[Data excerpts]
============================================================

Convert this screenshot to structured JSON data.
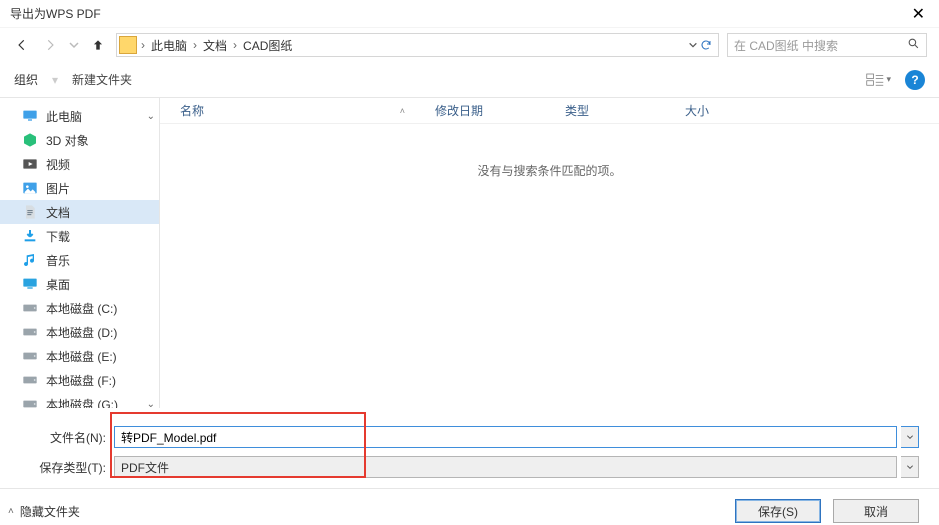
{
  "window": {
    "title": "导出为WPS PDF"
  },
  "nav": {
    "back_enabled": true,
    "fwd_enabled": false
  },
  "breadcrumb": {
    "items": [
      "此电脑",
      "文档",
      "CAD图纸"
    ]
  },
  "search": {
    "placeholder": "在 CAD图纸 中搜索"
  },
  "toolbar": {
    "organize": "组织",
    "newfolder": "新建文件夹"
  },
  "sidebar": {
    "items": [
      {
        "label": "此电脑",
        "icon": "monitor",
        "caret": true
      },
      {
        "label": "3D 对象",
        "icon": "cube"
      },
      {
        "label": "视频",
        "icon": "video"
      },
      {
        "label": "图片",
        "icon": "picture"
      },
      {
        "label": "文档",
        "icon": "doc",
        "selected": true
      },
      {
        "label": "下载",
        "icon": "download"
      },
      {
        "label": "音乐",
        "icon": "music"
      },
      {
        "label": "桌面",
        "icon": "desktop"
      },
      {
        "label": "本地磁盘 (C:)",
        "icon": "disk"
      },
      {
        "label": "本地磁盘 (D:)",
        "icon": "disk"
      },
      {
        "label": "本地磁盘 (E:)",
        "icon": "disk"
      },
      {
        "label": "本地磁盘 (F:)",
        "icon": "disk"
      },
      {
        "label": "本地磁盘 (G:)",
        "icon": "disk",
        "caret": true
      }
    ]
  },
  "columns": {
    "name": "名称",
    "date": "修改日期",
    "type": "类型",
    "size": "大小"
  },
  "listing": {
    "empty_msg": "没有与搜索条件匹配的项。"
  },
  "form": {
    "filename_label": "文件名(N):",
    "filename_value": "转PDF_Model.pdf",
    "filetype_label": "保存类型(T):",
    "filetype_value": "PDF文件"
  },
  "footer": {
    "hide_folders": "隐藏文件夹",
    "save": "保存(S)",
    "cancel": "取消"
  }
}
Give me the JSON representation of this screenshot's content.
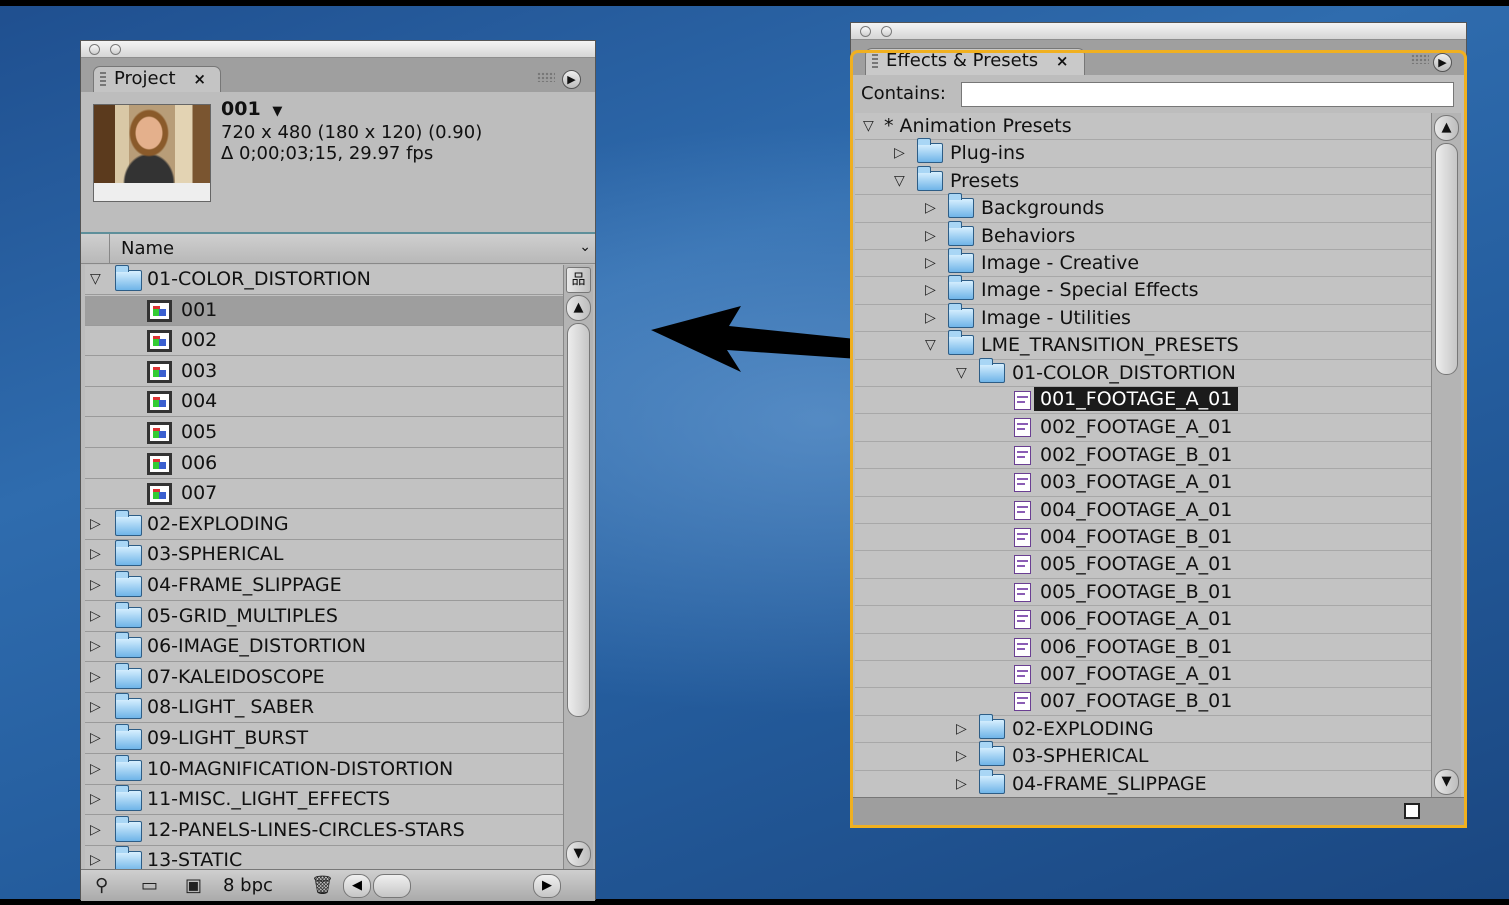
{
  "project_panel": {
    "tab_label": "Project",
    "close_glyph": "×",
    "footage": {
      "name": "001",
      "dims": "720 x 480  (180 x 120) (0.90)",
      "duration": "Δ 0;00;03;15, 29.97 fps"
    },
    "column_header": "Name",
    "rows": [
      {
        "label": "01-COLOR_DISTORTION",
        "kind": "folder",
        "expanded": true
      },
      {
        "label": "001",
        "kind": "comp",
        "selected": true
      },
      {
        "label": "002",
        "kind": "comp"
      },
      {
        "label": "003",
        "kind": "comp"
      },
      {
        "label": "004",
        "kind": "comp"
      },
      {
        "label": "005",
        "kind": "comp"
      },
      {
        "label": "006",
        "kind": "comp"
      },
      {
        "label": "007",
        "kind": "comp"
      },
      {
        "label": "02-EXPLODING",
        "kind": "folder"
      },
      {
        "label": "03-SPHERICAL",
        "kind": "folder"
      },
      {
        "label": "04-FRAME_SLIPPAGE",
        "kind": "folder"
      },
      {
        "label": "05-GRID_MULTIPLES",
        "kind": "folder"
      },
      {
        "label": "06-IMAGE_DISTORTION",
        "kind": "folder"
      },
      {
        "label": "07-KALEIDOSCOPE",
        "kind": "folder"
      },
      {
        "label": "08-LIGHT_ SABER",
        "kind": "folder"
      },
      {
        "label": "09-LIGHT_BURST",
        "kind": "folder"
      },
      {
        "label": "10-MAGNIFICATION-DISTORTION",
        "kind": "folder"
      },
      {
        "label": "11-MISC._LIGHT_EFFECTS",
        "kind": "folder"
      },
      {
        "label": "12-PANELS-LINES-CIRCLES-STARS",
        "kind": "folder"
      },
      {
        "label": "13-STATIC",
        "kind": "folder"
      }
    ],
    "footer": {
      "bpc_label": "8 bpc"
    }
  },
  "effects_panel": {
    "tab_label": "Effects & Presets",
    "close_glyph": "×",
    "contains_label": "Contains:",
    "contains_value": "",
    "rows": [
      {
        "label": "* Animation Presets",
        "kind": "root",
        "depth": 0,
        "expanded": true
      },
      {
        "label": "Plug-ins",
        "kind": "folder",
        "depth": 1
      },
      {
        "label": "Presets",
        "kind": "folder",
        "depth": 1,
        "expanded": true
      },
      {
        "label": "Backgrounds",
        "kind": "folder",
        "depth": 2
      },
      {
        "label": "Behaviors",
        "kind": "folder",
        "depth": 2
      },
      {
        "label": "Image - Creative",
        "kind": "folder",
        "depth": 2
      },
      {
        "label": "Image - Special Effects",
        "kind": "folder",
        "depth": 2
      },
      {
        "label": "Image - Utilities",
        "kind": "folder",
        "depth": 2
      },
      {
        "label": "LME_TRANSITION_PRESETS",
        "kind": "folder",
        "depth": 2,
        "expanded": true
      },
      {
        "label": "01-COLOR_DISTORTION",
        "kind": "folder",
        "depth": 3,
        "expanded": true
      },
      {
        "label": "001_FOOTAGE_A_01",
        "kind": "preset",
        "depth": 4,
        "selected": true
      },
      {
        "label": "002_FOOTAGE_A_01",
        "kind": "preset",
        "depth": 4
      },
      {
        "label": "002_FOOTAGE_B_01",
        "kind": "preset",
        "depth": 4
      },
      {
        "label": "003_FOOTAGE_A_01",
        "kind": "preset",
        "depth": 4
      },
      {
        "label": "004_FOOTAGE_A_01",
        "kind": "preset",
        "depth": 4
      },
      {
        "label": "004_FOOTAGE_B_01",
        "kind": "preset",
        "depth": 4
      },
      {
        "label": "005_FOOTAGE_A_01",
        "kind": "preset",
        "depth": 4
      },
      {
        "label": "005_FOOTAGE_B_01",
        "kind": "preset",
        "depth": 4
      },
      {
        "label": "006_FOOTAGE_A_01",
        "kind": "preset",
        "depth": 4
      },
      {
        "label": "006_FOOTAGE_B_01",
        "kind": "preset",
        "depth": 4
      },
      {
        "label": "007_FOOTAGE_A_01",
        "kind": "preset",
        "depth": 4
      },
      {
        "label": "007_FOOTAGE_B_01",
        "kind": "preset",
        "depth": 4
      },
      {
        "label": "02-EXPLODING",
        "kind": "folder",
        "depth": 3
      },
      {
        "label": "03-SPHERICAL",
        "kind": "folder",
        "depth": 3
      },
      {
        "label": "04-FRAME_SLIPPAGE",
        "kind": "folder",
        "depth": 3
      }
    ]
  },
  "colors": {
    "desktop": "#2f6cae",
    "panel_focus_outline": "#f0b020",
    "selection": "#1b1b1b"
  }
}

============================================================

> _Work to complete_:
Repeat each line of the records above exactly, but do not copy the pictures.

> _Exercise result_:
Convert this screenshot to structured JSON data.
{
  "window": {
    "title": "导出为WPS PDF"
  },
  "nav": {
    "back_enabled": true,
    "fwd_enabled": false
  },
  "breadcrumb": {
    "items": [
      "此电脑",
      "文档",
      "CAD图纸"
    ]
  },
  "search": {
    "placeholder": "在 CAD图纸 中搜索"
  },
  "toolbar": {
    "organize": "组织",
    "newfolder": "新建文件夹"
  },
  "sidebar": {
    "items": [
      {
        "label": "此电脑",
        "icon": "monitor",
        "caret": true
      },
      {
        "label": "3D 对象",
        "icon": "cube"
      },
      {
        "label": "视频",
        "icon": "video"
      },
      {
        "label": "图片",
        "icon": "picture"
      },
      {
        "label": "文档",
        "icon": "doc",
        "selected": true
      },
      {
        "label": "下载",
        "icon": "download"
      },
      {
        "label": "音乐",
        "icon": "music"
      },
      {
        "label": "桌面",
        "icon": "desktop"
      },
      {
        "label": "本地磁盘 (C:)",
        "icon": "disk"
      },
      {
        "label": "本地磁盘 (D:)",
        "icon": "disk"
      },
      {
        "label": "本地磁盘 (E:)",
        "icon": "disk"
      },
      {
        "label": "本地磁盘 (F:)",
        "icon": "disk"
      },
      {
        "label": "本地磁盘 (G:)",
        "icon": "disk",
        "caret": true
      }
    ]
  },
  "columns": {
    "name": "名称",
    "date": "修改日期",
    "type": "类型",
    "size": "大小"
  },
  "listing": {
    "empty_msg": "没有与搜索条件匹配的项。"
  },
  "form": {
    "filename_label": "文件名(N):",
    "filename_value": "转PDF_Model.pdf",
    "filetype_label": "保存类型(T):",
    "filetype_value": "PDF文件"
  },
  "footer": {
    "hide_folders": "隐藏文件夹",
    "save": "保存(S)",
    "cancel": "取消"
  }
}
Give me the JSON representation of this screenshot's content.
{
  "project_panel": {
    "tab_label": "Project",
    "close_glyph": "×",
    "footage": {
      "name": "001",
      "dims": "720 x 480  (180 x 120) (0.90)",
      "duration": "Δ 0;00;03;15, 29.97 fps"
    },
    "column_header": "Name",
    "rows": [
      {
        "label": "01-COLOR_DISTORTION",
        "kind": "folder",
        "expanded": true
      },
      {
        "label": "001",
        "kind": "comp",
        "selected": true
      },
      {
        "label": "002",
        "kind": "comp"
      },
      {
        "label": "003",
        "kind": "comp"
      },
      {
        "label": "004",
        "kind": "comp"
      },
      {
        "label": "005",
        "kind": "comp"
      },
      {
        "label": "006",
        "kind": "comp"
      },
      {
        "label": "007",
        "kind": "comp"
      },
      {
        "label": "02-EXPLODING",
        "kind": "folder"
      },
      {
        "label": "03-SPHERICAL",
        "kind": "folder"
      },
      {
        "label": "04-FRAME_SLIPPAGE",
        "kind": "folder"
      },
      {
        "label": "05-GRID_MULTIPLES",
        "kind": "folder"
      },
      {
        "label": "06-IMAGE_DISTORTION",
        "kind": "folder"
      },
      {
        "label": "07-KALEIDOSCOPE",
        "kind": "folder"
      },
      {
        "label": "08-LIGHT_ SABER",
        "kind": "folder"
      },
      {
        "label": "09-LIGHT_BURST",
        "kind": "folder"
      },
      {
        "label": "10-MAGNIFICATION-DISTORTION",
        "kind": "folder"
      },
      {
        "label": "11-MISC._LIGHT_EFFECTS",
        "kind": "folder"
      },
      {
        "label": "12-PANELS-LINES-CIRCLES-STARS",
        "kind": "folder"
      },
      {
        "label": "13-STATIC",
        "kind": "folder"
      }
    ],
    "footer": {
      "bpc_label": "8 bpc"
    }
  },
  "effects_panel": {
    "tab_label": "Effects & Presets",
    "close_glyph": "×",
    "contains_label": "Contains:",
    "contains_value": "",
    "rows": [
      {
        "label": "* Animation Presets",
        "kind": "root",
        "depth": 0,
        "expanded": true
      },
      {
        "label": "Plug-ins",
        "kind": "folder",
        "depth": 1
      },
      {
        "label": "Presets",
        "kind": "folder",
        "depth": 1,
        "expanded": true
      },
      {
        "label": "Backgrounds",
        "kind": "folder",
        "depth": 2
      },
      {
        "label": "Behaviors",
        "kind": "folder",
        "depth": 2
      },
      {
        "label": "Image - Creative",
        "kind": "folder",
        "depth": 2
      },
      {
        "label": "Image - Special Effects",
        "kind": "folder",
        "depth": 2
      },
      {
        "label": "Image - Utilities",
        "kind": "folder",
        "depth": 2
      },
      {
        "label": "LME_TRANSITION_PRESETS",
        "kind": "folder",
        "depth": 2,
        "expanded": true
      },
      {
        "label": "01-COLOR_DISTORTION",
        "kind": "folder",
        "depth": 3,
        "expanded": true
      },
      {
        "label": "001_FOOTAGE_A_01",
        "kind": "preset",
        "depth": 4,
        "selected": true
      },
      {
        "label": "002_FOOTAGE_A_01",
        "kind": "preset",
        "depth": 4
      },
      {
        "label": "002_FOOTAGE_B_01",
        "kind": "preset",
        "depth": 4
      },
      {
        "label": "003_FOOTAGE_A_01",
        "kind": "preset",
        "depth": 4
      },
      {
        "label": "004_FOOTAGE_A_01",
        "kind": "preset",
        "depth": 4
      },
      {
        "label": "004_FOOTAGE_B_01",
        "kind": "preset",
        "depth": 4
      },
      {
        "label": "005_FOOTAGE_A_01",
        "kind": "preset",
        "depth": 4
      },
      {
        "label": "005_FOOTAGE_B_01",
        "kind": "preset",
        "depth": 4
      },
      {
        "label": "006_FOOTAGE_A_01",
        "kind": "preset",
        "depth": 4
      },
      {
        "label": "006_FOOTAGE_B_01",
        "kind": "preset",
        "depth": 4
      },
      {
        "label": "007_FOOTAGE_A_01",
        "kind": "preset",
        "depth": 4
      },
      {
        "label": "007_FOOTAGE_B_01",
        "kind": "preset",
        "depth": 4
      },
      {
        "label": "02-EXPLODING",
        "kind": "folder",
        "depth": 3
      },
      {
        "label": "03-SPHERICAL",
        "kind": "folder",
        "depth": 3
      },
      {
        "label": "04-FRAME_SLIPPAGE",
        "kind": "folder",
        "depth": 3
      }
    ]
  },
  "colors": {
    "desktop": "#2f6cae",
    "panel_focus_outline": "#f0b020",
    "selection": "#1b1b1b"
  }
}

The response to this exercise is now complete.